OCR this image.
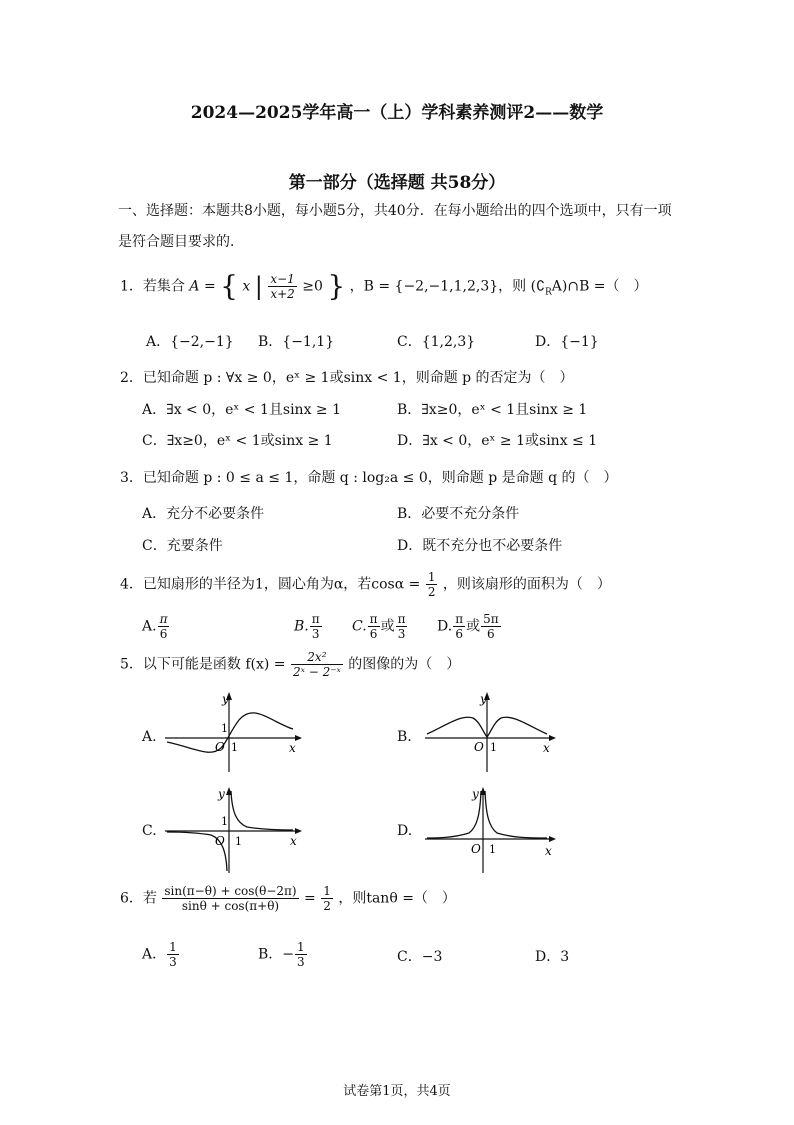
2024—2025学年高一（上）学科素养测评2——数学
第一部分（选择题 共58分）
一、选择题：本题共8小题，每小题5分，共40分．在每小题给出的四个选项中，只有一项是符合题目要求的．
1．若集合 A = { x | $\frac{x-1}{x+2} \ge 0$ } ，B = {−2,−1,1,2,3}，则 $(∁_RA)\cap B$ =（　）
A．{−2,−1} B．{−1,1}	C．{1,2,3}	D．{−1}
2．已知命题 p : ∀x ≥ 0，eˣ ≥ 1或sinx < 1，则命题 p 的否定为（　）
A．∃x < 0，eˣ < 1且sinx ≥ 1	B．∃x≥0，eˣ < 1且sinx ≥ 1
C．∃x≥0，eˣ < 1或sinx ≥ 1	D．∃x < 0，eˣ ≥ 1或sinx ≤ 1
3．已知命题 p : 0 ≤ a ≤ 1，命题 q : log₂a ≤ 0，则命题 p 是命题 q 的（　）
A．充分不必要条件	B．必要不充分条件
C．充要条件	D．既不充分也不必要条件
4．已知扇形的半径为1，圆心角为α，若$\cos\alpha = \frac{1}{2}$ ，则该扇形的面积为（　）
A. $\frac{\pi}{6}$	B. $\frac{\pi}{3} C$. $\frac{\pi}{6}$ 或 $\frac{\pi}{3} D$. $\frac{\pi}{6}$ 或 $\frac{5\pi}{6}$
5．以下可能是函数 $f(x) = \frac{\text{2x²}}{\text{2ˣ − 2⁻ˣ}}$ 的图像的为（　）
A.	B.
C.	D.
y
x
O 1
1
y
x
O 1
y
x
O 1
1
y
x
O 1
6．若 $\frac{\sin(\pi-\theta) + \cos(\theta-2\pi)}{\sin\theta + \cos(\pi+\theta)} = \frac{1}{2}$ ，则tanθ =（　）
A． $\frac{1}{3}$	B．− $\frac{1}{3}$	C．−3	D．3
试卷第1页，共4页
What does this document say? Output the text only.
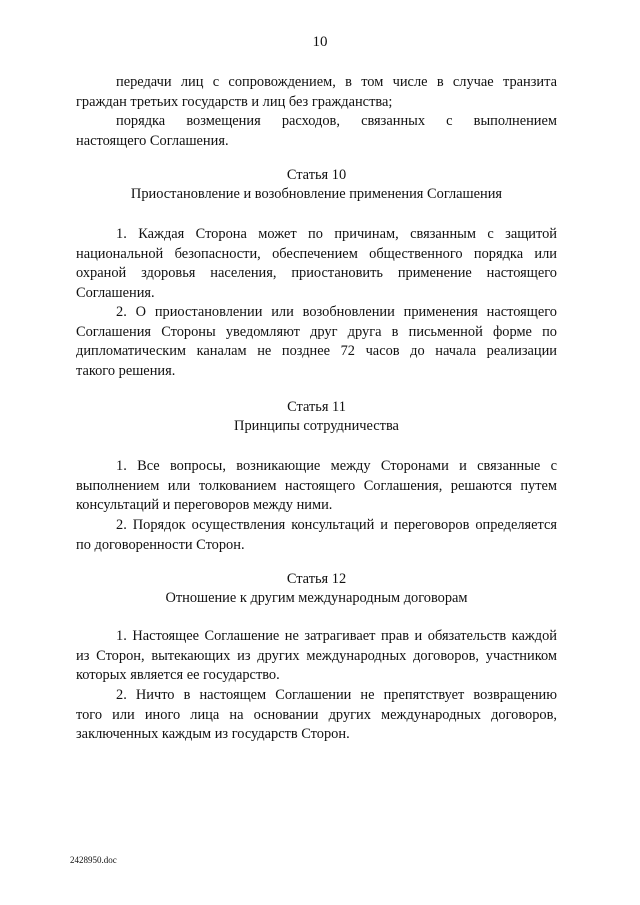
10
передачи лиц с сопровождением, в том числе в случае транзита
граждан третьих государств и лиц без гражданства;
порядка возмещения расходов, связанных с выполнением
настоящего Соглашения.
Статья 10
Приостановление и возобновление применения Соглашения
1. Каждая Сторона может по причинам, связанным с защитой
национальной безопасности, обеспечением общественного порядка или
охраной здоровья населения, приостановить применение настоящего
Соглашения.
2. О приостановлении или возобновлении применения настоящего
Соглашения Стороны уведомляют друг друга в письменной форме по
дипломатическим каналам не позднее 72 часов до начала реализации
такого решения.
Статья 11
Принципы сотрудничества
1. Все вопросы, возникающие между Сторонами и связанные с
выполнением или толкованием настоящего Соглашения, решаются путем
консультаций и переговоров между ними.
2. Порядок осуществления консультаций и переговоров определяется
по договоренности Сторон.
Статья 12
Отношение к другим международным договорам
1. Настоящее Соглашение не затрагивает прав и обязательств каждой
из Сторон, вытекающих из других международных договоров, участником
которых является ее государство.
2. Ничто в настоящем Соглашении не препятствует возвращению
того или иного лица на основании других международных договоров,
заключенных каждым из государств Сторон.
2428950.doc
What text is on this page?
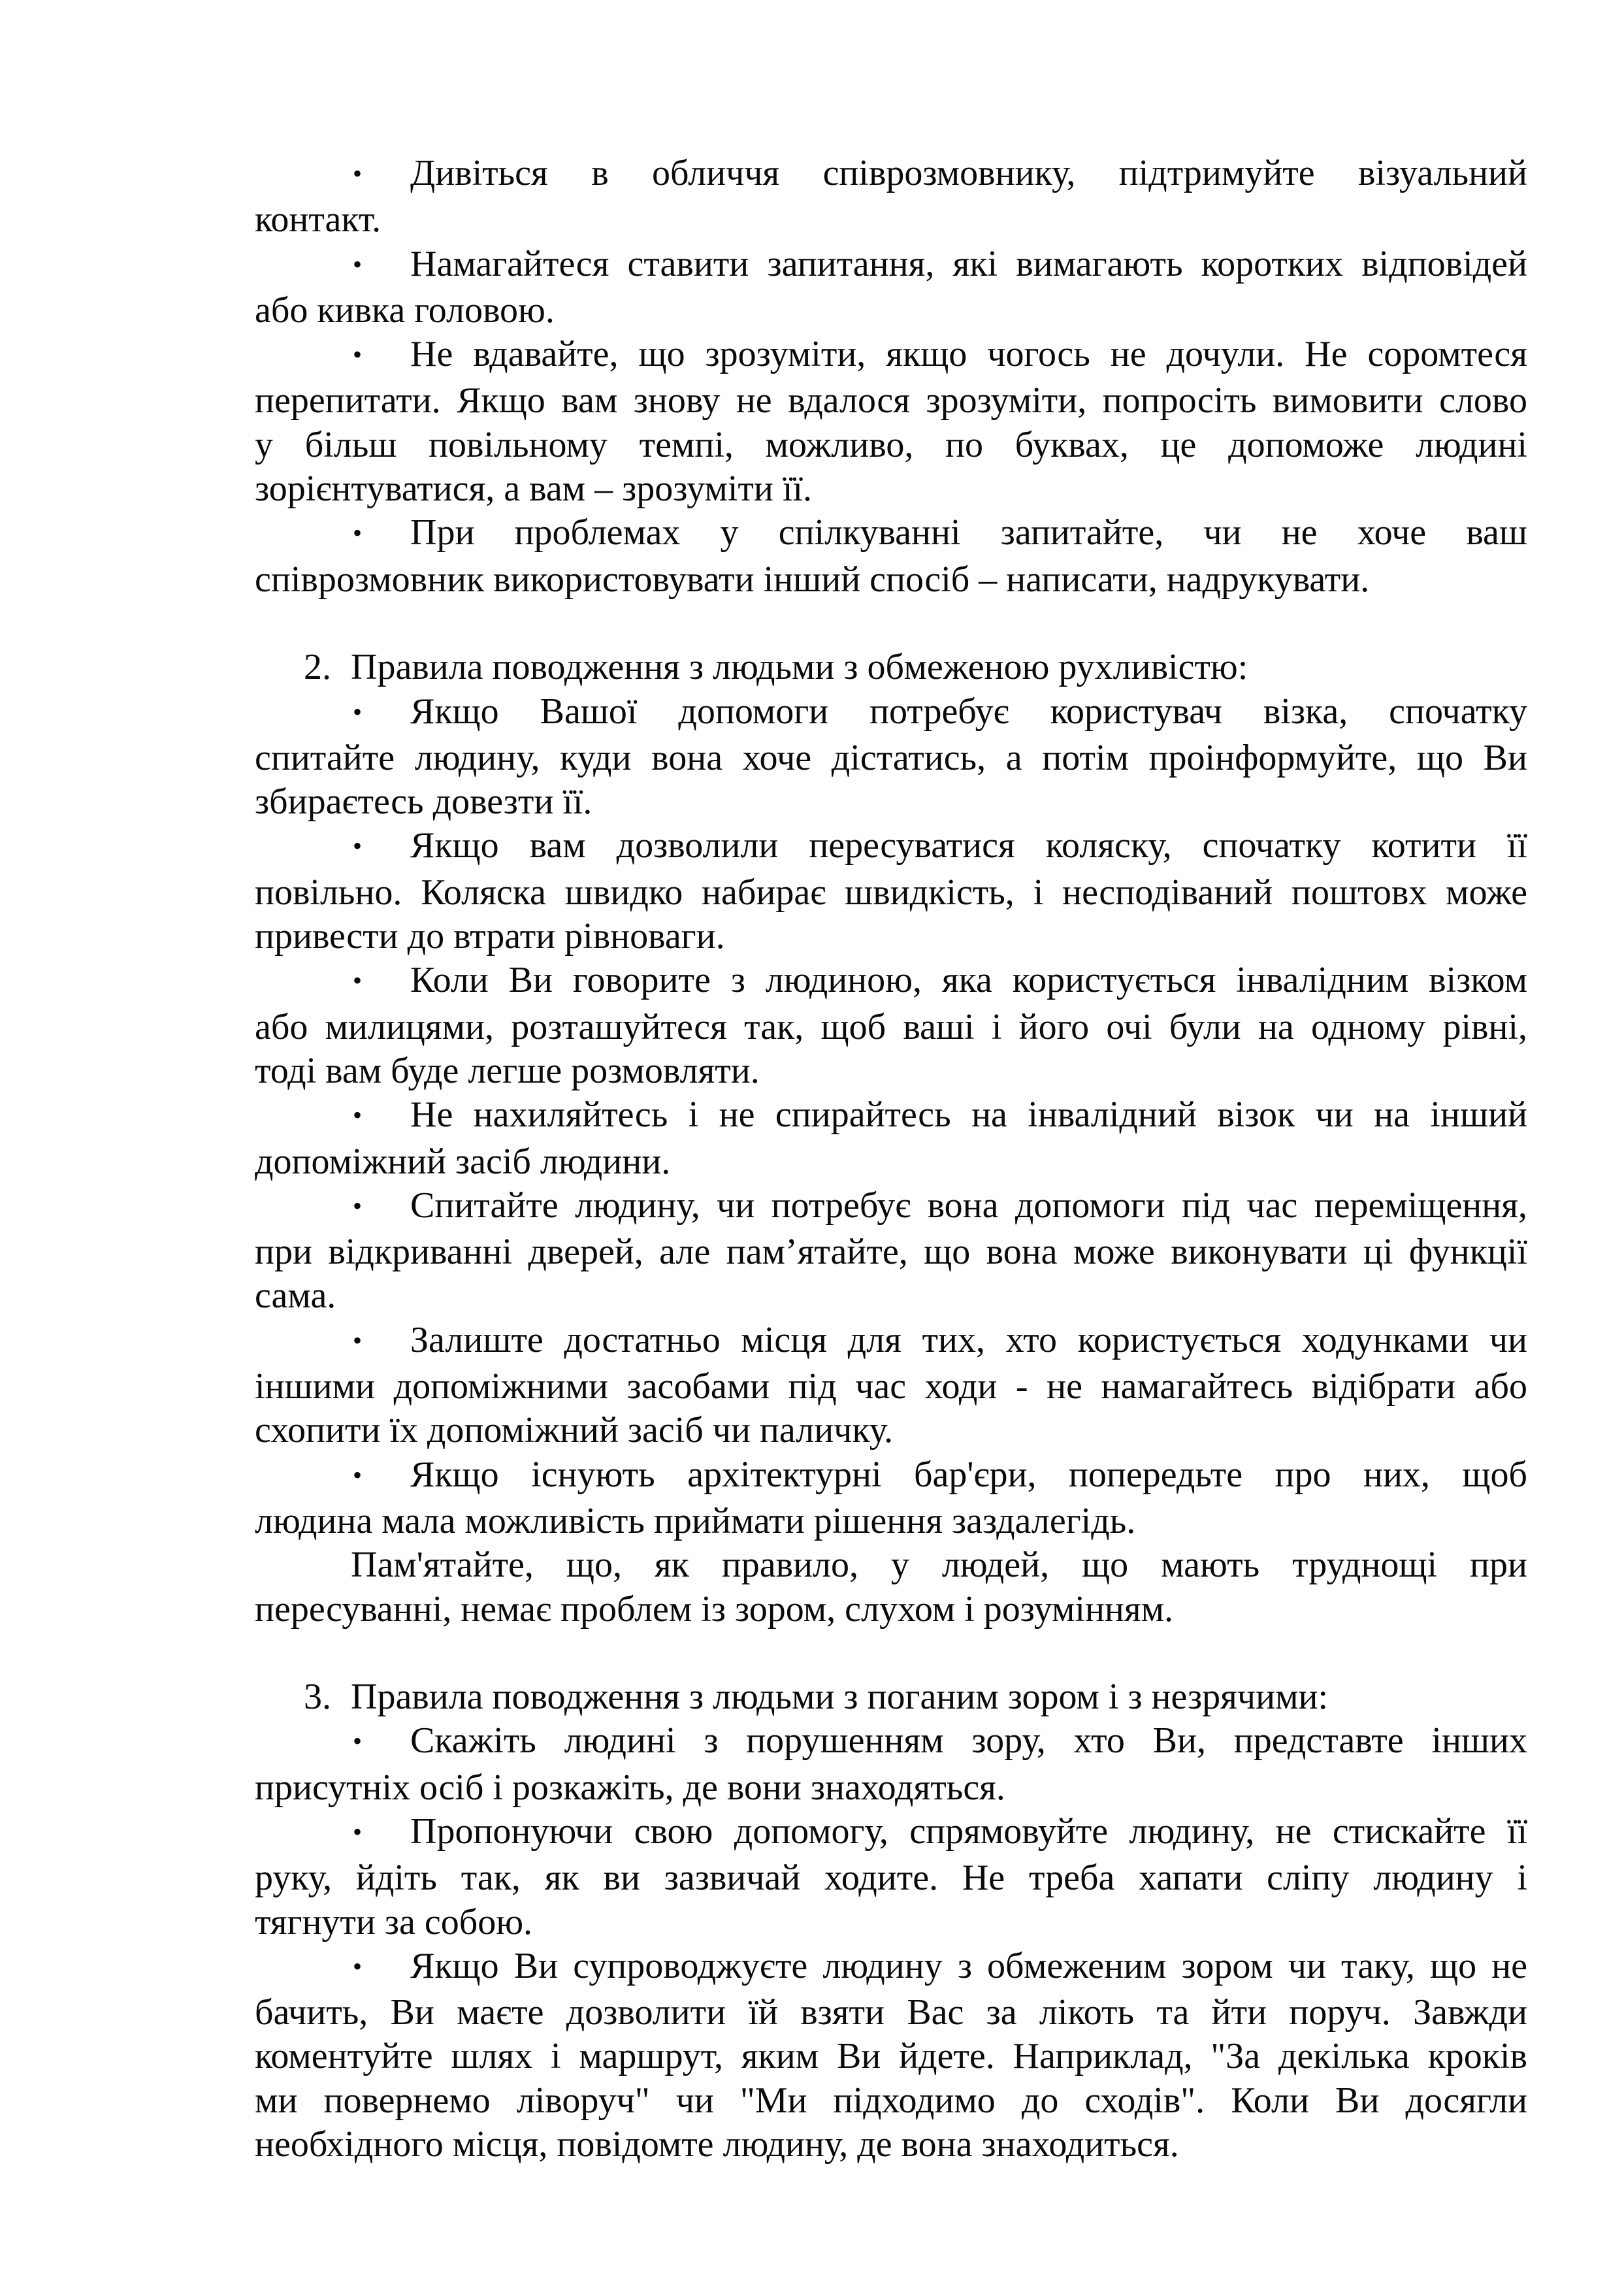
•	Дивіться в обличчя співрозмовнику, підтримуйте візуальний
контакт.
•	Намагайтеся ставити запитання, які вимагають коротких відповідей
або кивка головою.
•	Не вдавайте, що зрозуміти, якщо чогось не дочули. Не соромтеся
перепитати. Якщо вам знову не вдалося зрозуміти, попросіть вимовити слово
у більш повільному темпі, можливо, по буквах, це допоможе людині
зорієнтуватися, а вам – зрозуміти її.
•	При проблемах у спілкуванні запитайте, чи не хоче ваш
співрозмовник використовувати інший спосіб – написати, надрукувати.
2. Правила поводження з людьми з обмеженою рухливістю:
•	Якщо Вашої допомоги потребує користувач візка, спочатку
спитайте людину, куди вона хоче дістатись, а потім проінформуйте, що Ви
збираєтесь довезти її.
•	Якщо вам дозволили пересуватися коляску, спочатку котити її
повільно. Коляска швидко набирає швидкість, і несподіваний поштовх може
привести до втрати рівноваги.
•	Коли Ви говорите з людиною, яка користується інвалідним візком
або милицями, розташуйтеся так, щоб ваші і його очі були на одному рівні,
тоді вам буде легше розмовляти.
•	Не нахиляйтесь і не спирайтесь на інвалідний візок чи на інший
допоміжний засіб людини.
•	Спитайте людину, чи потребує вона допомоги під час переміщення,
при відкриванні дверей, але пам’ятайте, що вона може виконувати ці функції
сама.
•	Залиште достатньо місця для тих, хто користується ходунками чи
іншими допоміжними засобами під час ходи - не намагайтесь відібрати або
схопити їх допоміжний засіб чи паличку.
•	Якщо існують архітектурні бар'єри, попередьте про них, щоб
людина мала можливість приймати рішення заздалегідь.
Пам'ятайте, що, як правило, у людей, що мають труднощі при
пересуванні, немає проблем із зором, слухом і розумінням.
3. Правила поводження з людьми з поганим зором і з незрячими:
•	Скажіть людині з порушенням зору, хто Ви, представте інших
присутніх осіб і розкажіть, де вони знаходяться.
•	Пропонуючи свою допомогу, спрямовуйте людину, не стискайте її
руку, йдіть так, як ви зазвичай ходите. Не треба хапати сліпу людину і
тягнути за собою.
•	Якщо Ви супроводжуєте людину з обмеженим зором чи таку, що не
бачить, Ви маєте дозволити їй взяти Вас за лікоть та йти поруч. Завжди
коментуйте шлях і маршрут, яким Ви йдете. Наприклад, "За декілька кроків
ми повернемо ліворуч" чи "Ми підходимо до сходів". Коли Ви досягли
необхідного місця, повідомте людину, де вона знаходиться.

·····

Report the number of lines in the listing that include the string "this"; give nothing but the number.

3